Reproduce the stretch of rows from the very beginning through the line containing "Element localization: list", both ends included. Leave the pictures out of your answer.

╭─ Material shown

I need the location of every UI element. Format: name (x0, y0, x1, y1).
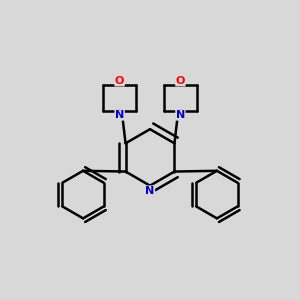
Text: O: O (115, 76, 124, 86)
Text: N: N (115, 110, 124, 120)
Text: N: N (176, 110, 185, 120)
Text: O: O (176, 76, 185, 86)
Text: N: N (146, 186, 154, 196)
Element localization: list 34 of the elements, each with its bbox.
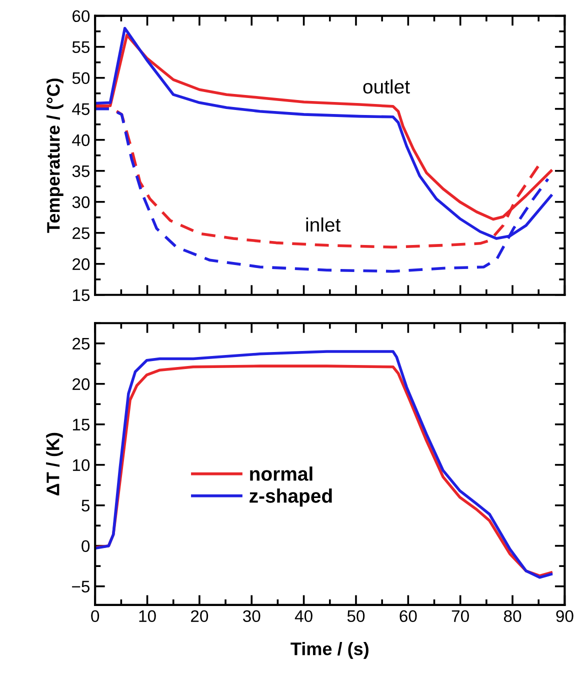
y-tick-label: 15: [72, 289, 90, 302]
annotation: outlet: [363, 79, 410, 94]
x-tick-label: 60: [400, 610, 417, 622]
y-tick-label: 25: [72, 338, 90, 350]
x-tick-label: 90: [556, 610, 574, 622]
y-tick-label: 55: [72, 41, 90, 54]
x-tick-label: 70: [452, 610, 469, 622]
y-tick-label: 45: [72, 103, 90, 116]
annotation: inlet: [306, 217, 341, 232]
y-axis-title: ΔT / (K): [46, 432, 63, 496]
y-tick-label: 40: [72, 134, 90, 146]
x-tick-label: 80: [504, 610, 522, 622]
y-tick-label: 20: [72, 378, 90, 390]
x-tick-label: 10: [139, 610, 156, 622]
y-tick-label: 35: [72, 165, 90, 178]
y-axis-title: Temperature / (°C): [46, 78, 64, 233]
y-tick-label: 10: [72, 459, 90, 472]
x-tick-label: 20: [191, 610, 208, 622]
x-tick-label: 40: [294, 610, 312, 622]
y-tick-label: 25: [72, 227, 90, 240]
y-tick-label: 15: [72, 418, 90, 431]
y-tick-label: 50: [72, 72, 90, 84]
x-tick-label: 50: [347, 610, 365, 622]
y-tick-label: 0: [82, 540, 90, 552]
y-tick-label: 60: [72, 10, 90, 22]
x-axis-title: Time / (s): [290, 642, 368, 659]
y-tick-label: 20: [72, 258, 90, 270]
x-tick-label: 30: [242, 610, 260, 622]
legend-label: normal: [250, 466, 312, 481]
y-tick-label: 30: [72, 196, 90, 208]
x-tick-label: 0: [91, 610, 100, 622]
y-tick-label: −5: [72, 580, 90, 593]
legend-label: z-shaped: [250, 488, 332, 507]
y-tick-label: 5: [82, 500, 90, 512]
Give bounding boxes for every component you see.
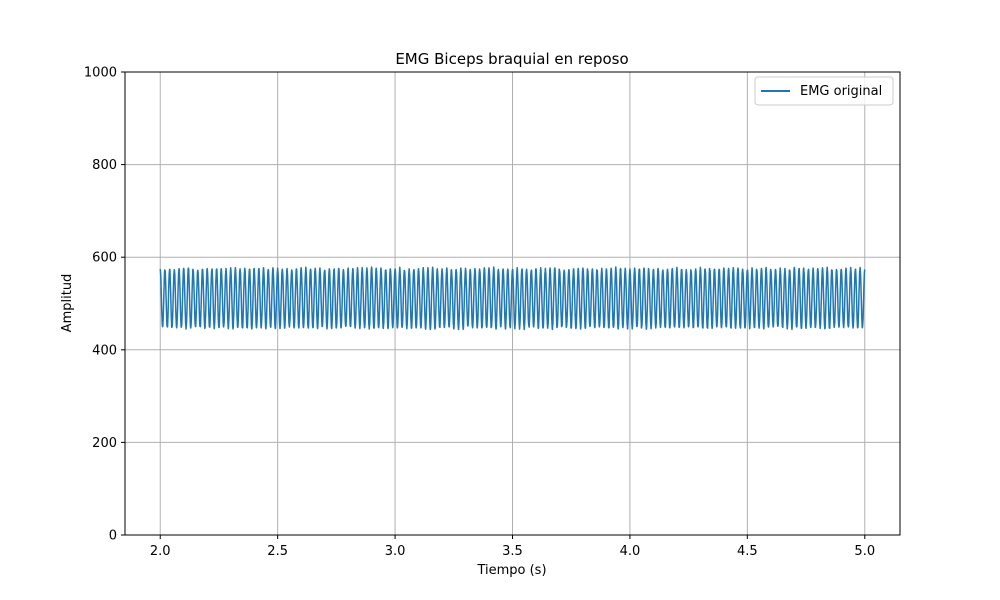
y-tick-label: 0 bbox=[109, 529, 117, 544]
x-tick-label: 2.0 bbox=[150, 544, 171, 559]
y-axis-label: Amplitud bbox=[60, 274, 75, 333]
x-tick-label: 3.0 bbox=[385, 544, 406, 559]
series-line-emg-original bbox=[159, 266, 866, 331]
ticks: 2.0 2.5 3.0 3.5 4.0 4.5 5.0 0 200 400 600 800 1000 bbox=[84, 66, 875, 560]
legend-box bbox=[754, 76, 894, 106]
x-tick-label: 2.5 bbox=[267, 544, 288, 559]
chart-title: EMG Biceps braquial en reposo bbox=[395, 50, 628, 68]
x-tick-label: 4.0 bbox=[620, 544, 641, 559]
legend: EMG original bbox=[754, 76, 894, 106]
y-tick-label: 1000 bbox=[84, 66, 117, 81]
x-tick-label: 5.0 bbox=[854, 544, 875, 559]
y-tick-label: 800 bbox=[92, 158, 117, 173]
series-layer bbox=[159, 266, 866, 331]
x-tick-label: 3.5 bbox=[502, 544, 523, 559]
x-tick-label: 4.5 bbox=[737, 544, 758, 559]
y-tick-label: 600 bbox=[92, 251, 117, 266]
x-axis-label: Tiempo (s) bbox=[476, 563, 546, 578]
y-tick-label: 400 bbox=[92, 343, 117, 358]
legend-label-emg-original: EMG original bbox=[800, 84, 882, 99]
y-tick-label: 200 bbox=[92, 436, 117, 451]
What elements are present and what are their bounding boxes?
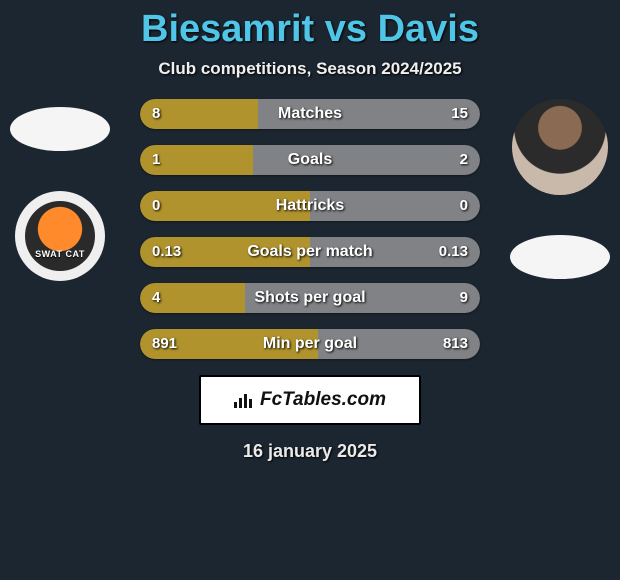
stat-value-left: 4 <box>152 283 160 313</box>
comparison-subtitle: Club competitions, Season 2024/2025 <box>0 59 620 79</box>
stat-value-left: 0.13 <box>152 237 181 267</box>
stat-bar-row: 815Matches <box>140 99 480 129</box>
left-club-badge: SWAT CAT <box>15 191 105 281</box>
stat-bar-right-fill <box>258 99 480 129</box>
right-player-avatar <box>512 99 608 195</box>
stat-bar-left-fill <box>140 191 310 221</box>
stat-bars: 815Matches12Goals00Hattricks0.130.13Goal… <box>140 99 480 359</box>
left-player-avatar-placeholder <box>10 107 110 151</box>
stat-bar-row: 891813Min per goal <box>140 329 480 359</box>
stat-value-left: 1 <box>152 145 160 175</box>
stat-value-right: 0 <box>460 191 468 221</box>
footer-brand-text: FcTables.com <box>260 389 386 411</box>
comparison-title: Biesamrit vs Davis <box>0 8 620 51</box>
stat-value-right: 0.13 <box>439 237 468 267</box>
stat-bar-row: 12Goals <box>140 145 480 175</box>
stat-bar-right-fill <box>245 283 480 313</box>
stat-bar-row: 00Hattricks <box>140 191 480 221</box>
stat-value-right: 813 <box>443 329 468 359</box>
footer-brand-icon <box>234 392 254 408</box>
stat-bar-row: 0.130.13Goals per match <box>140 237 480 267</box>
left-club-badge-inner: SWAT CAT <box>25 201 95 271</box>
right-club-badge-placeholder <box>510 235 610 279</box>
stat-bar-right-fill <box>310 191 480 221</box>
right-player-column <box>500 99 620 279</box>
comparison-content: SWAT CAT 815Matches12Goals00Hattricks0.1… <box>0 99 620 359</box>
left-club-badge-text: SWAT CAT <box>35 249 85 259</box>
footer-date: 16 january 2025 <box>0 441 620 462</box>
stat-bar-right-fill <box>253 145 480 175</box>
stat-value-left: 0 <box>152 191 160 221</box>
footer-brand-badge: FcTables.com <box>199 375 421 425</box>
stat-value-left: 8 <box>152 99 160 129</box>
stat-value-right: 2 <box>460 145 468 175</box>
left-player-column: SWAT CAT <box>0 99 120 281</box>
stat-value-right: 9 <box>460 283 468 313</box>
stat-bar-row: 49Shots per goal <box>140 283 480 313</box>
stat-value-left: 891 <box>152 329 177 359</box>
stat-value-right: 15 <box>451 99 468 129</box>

╰─

Full output
I need the location of every UI element. Format: name (x0, y0, x1, y1).
Text: O: O (115, 76, 124, 86)
Text: N: N (115, 110, 124, 120)
Text: N: N (176, 110, 185, 120)
Text: O: O (176, 76, 185, 86)
Text: N: N (146, 186, 154, 196)
Element localization: list 34 of the elements, each with its bbox.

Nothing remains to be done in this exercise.